Texte donné
○ ○ ○ ○ ○
Tout aussi essentiel pour un vin de terroir: le sous-sol. Les vignes à la recherche permanente de nourriture (eau, oligo-éléments) vont creuser la roche parfois sur plusieurs mètres pour arriver à leur fin. Une infime partie de cette roche décomposée arrivera en finale dans le vin et apportera une texture, une minéralité au vin.
Malheureusement, la généralisation du désherbage et de l'engrais liquide de surface n'incite plus les racines à descendre profondément dans le sol. Pourquoi iraient-elles chercher dans le sous-sol ce qu'elles peuvent avoir en surface? Et comme il n'y a plus de labour, les racines superficielles peuvent se développer sans contrainte aucune. Beaucoup de ces racines sont même incapables de jouer leur rôle correctement. On a donc inventé les engrais foliaires... Le comble...
○ ○ ○ ○ ○
Données de travail
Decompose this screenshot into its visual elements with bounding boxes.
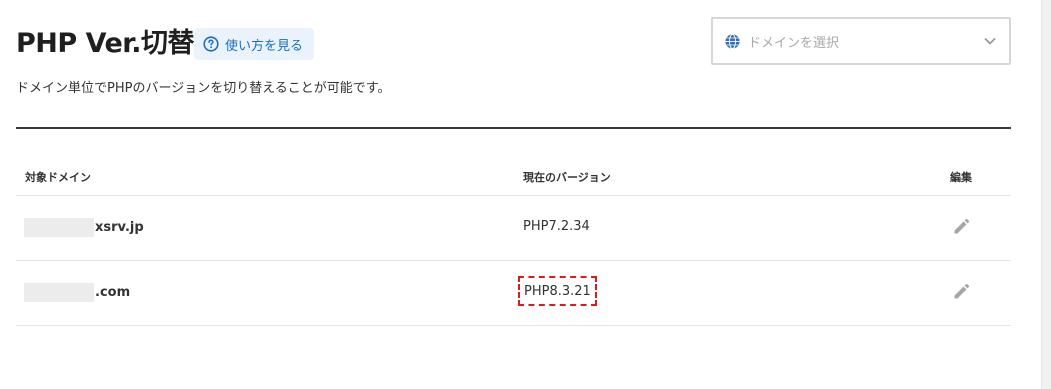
column-header-domain: 対象ドメイン <box>25 171 91 184</box>
column-header-edit: 編集 <box>950 171 972 184</box>
redacted-domain-name <box>24 283 94 302</box>
domain-select-placeholder: ドメインを選択 <box>748 35 840 51</box>
chevron-down-icon <box>984 38 996 45</box>
php-version-table: 対象ドメイン 現在のバージョン 編集 xsrv.jp PHP7.2.34 .co… <box>16 158 1011 326</box>
question-circle-icon <box>203 36 219 52</box>
pencil-icon[interactable] <box>952 218 970 236</box>
domain-select[interactable]: ドメインを選択 <box>711 17 1011 65</box>
domain-cell: .com <box>24 283 130 302</box>
domain-cell: xsrv.jp <box>24 218 144 237</box>
version-cell-highlighted: PHP8.3.21 <box>518 276 597 306</box>
header-divider <box>16 127 1011 129</box>
help-button[interactable]: 使い方を見る <box>194 28 315 60</box>
php-version-switch-page: PHP Ver.切替 使い方を見る ドメインを選択 ドメイン単位でPHPのバージ… <box>0 0 1051 389</box>
scrollbar-track[interactable] <box>1041 0 1051 389</box>
redacted-domain-name <box>24 218 94 237</box>
version-cell: PHP7.2.34 <box>523 219 590 234</box>
column-header-version: 現在のバージョン <box>523 171 611 184</box>
globe-icon <box>725 33 740 49</box>
table-header: 対象ドメイン 現在のバージョン 編集 <box>16 158 1011 196</box>
help-button-label: 使い方を見る <box>225 38 304 54</box>
page-description: ドメイン単位でPHPのバージョンを切り替えることが可能です。 <box>16 81 391 96</box>
table-row: .com PHP8.3.21 <box>16 261 1011 326</box>
pencil-icon[interactable] <box>952 283 970 301</box>
page-title: PHP Ver.切替 <box>16 28 195 59</box>
domain-suffix: xsrv.jp <box>95 220 144 235</box>
domain-suffix: .com <box>95 285 131 300</box>
table-row: xsrv.jp PHP7.2.34 <box>16 196 1011 261</box>
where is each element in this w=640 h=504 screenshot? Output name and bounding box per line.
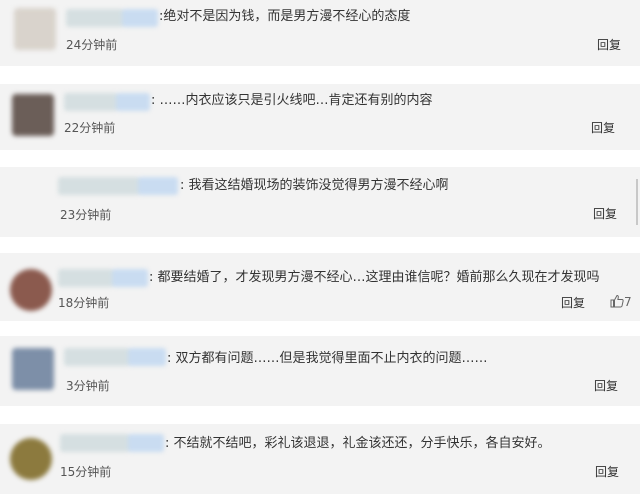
comment-card: : 不结就不结吧，彩礼该退退，礼金该还还，分手快乐，各自安好。 15分钟前 回复 — [0, 424, 640, 494]
username-blurred[interactable] — [60, 434, 164, 452]
reply-button[interactable]: 回复 — [561, 295, 585, 311]
like-count: 7 — [624, 295, 632, 309]
avatar[interactable] — [12, 348, 54, 390]
avatar[interactable] — [14, 8, 56, 50]
comment-card: : ……内衣应该只是引火线吧…肯定还有别的内容 22分钟前 回复 — [0, 84, 640, 150]
comment-text: : 我看这结婚现场的装饰没觉得男方漫不经心啊 — [180, 178, 449, 193]
comment-card: : 双方都有问题……但是我觉得里面不止内衣的问题…… 3分钟前 回复 — [0, 336, 640, 406]
avatar[interactable] — [12, 94, 54, 136]
comment-text: : 都要结婚了，才发现男方漫不经心…这理由谁信呢？婚前那么久现在才发现吗 — [149, 270, 600, 285]
comment-card: : 我看这结婚现场的装饰没觉得男方漫不经心啊 23分钟前 回复 — [0, 167, 640, 237]
username-blurred[interactable] — [58, 269, 148, 287]
comment-card: : 都要结婚了，才发现男方漫不经心…这理由谁信呢？婚前那么久现在才发现吗 18分… — [0, 253, 640, 321]
reply-button[interactable]: 回复 — [595, 464, 619, 480]
reply-button[interactable]: 回复 — [593, 206, 617, 222]
username-blurred[interactable] — [64, 93, 150, 111]
divider — [636, 179, 638, 225]
comment-time: 22分钟前 — [64, 121, 116, 135]
username-blurred[interactable] — [64, 348, 166, 366]
avatar[interactable] — [10, 438, 52, 480]
username-blurred[interactable] — [58, 177, 178, 195]
username-blurred[interactable] — [66, 9, 158, 27]
avatar[interactable] — [10, 269, 52, 311]
comment-time: 23分钟前 — [60, 208, 112, 222]
reply-button[interactable]: 回复 — [594, 378, 618, 394]
comment-text: : 不结就不结吧，彩礼该退退，礼金该还还，分手快乐，各自安好。 — [165, 436, 551, 451]
comment-text: : 双方都有问题……但是我觉得里面不止内衣的问题…… — [167, 351, 488, 366]
comment-text: :绝对不是因为钱，而是男方漫不经心的态度 — [159, 9, 411, 24]
comment-time: 24分钟前 — [66, 38, 118, 52]
comment-time: 18分钟前 — [58, 296, 110, 310]
like-button[interactable]: 7 — [610, 294, 632, 310]
comment-time: 15分钟前 — [60, 465, 112, 479]
comment-time: 3分钟前 — [66, 379, 110, 393]
reply-button[interactable]: 回复 — [597, 37, 621, 53]
thumbs-up-icon — [610, 294, 624, 308]
comment-text: : ……内衣应该只是引火线吧…肯定还有别的内容 — [151, 93, 433, 108]
comment-card: :绝对不是因为钱，而是男方漫不经心的态度 24分钟前 回复 — [0, 0, 640, 66]
reply-button[interactable]: 回复 — [591, 120, 615, 136]
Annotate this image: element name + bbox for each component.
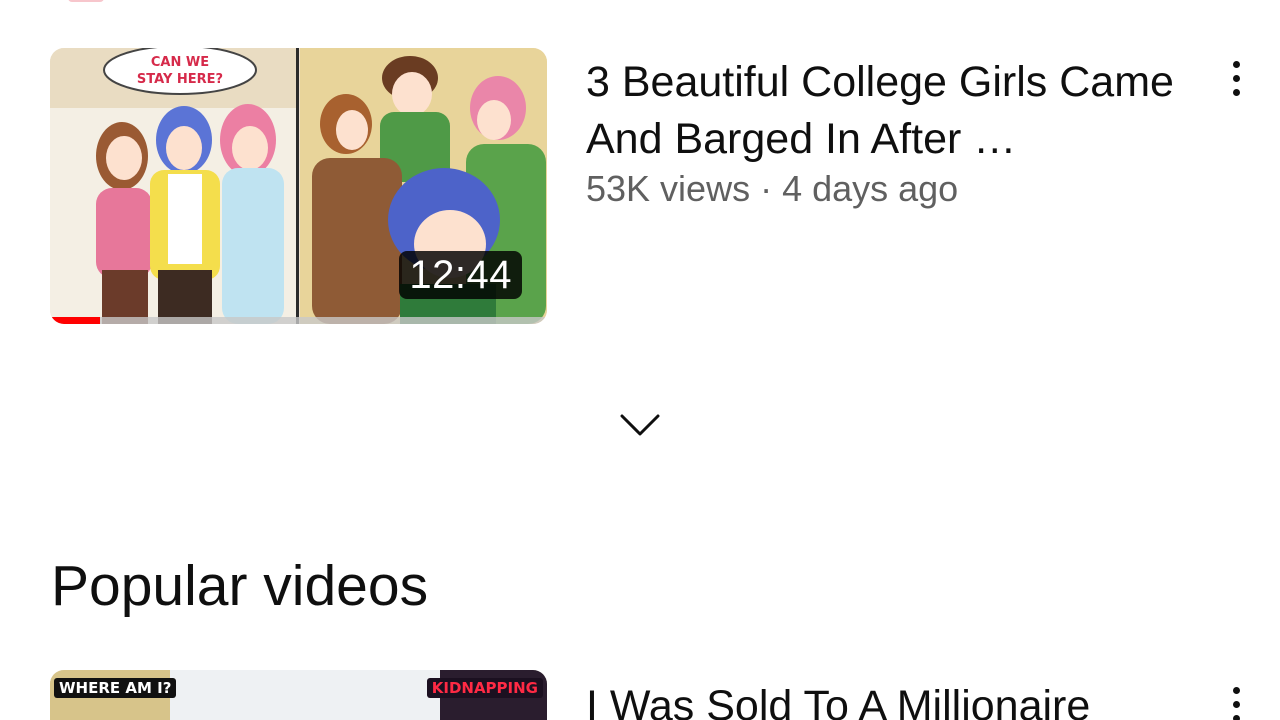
○ ○ ○ ○ ○
Travail à faire
**a)** Recopiez, dans le texte sur les vignes et le sous-sol, le passage qui commence par les mots contenant « Tout aussi essentiel » et se termine par « minéralité au vin. ».
**b)** Renvoyez toutes les lignes de la liste où figure la chaîne « 才发现男方漫不经心 ».

Corrigé des exercices
**a)**
Tout aussi essentiel pour un vin de terroir: le sous-sol. Les vignes à la recherche permanente de nourriture (eau, oligo-éléments) vont creuser la roche parfois sur plusieurs mètres pour arriver à leur fin. Une infime partie de cette roche décomposée arrivera en finale dans le vin et apportera une texture, une minéralité au vin.

**b)**
comment-text: : 都要结婚了，才发现男方漫不经心…这理由谁信呢？婚前那么久现在才发现吗 — [149, 270, 600, 285]
comment-card: : 都要结婚了，才发现男方漫不经心…这理由谁信呢？婚前那么久现在才发现吗 18分… — [0, 253, 640, 321]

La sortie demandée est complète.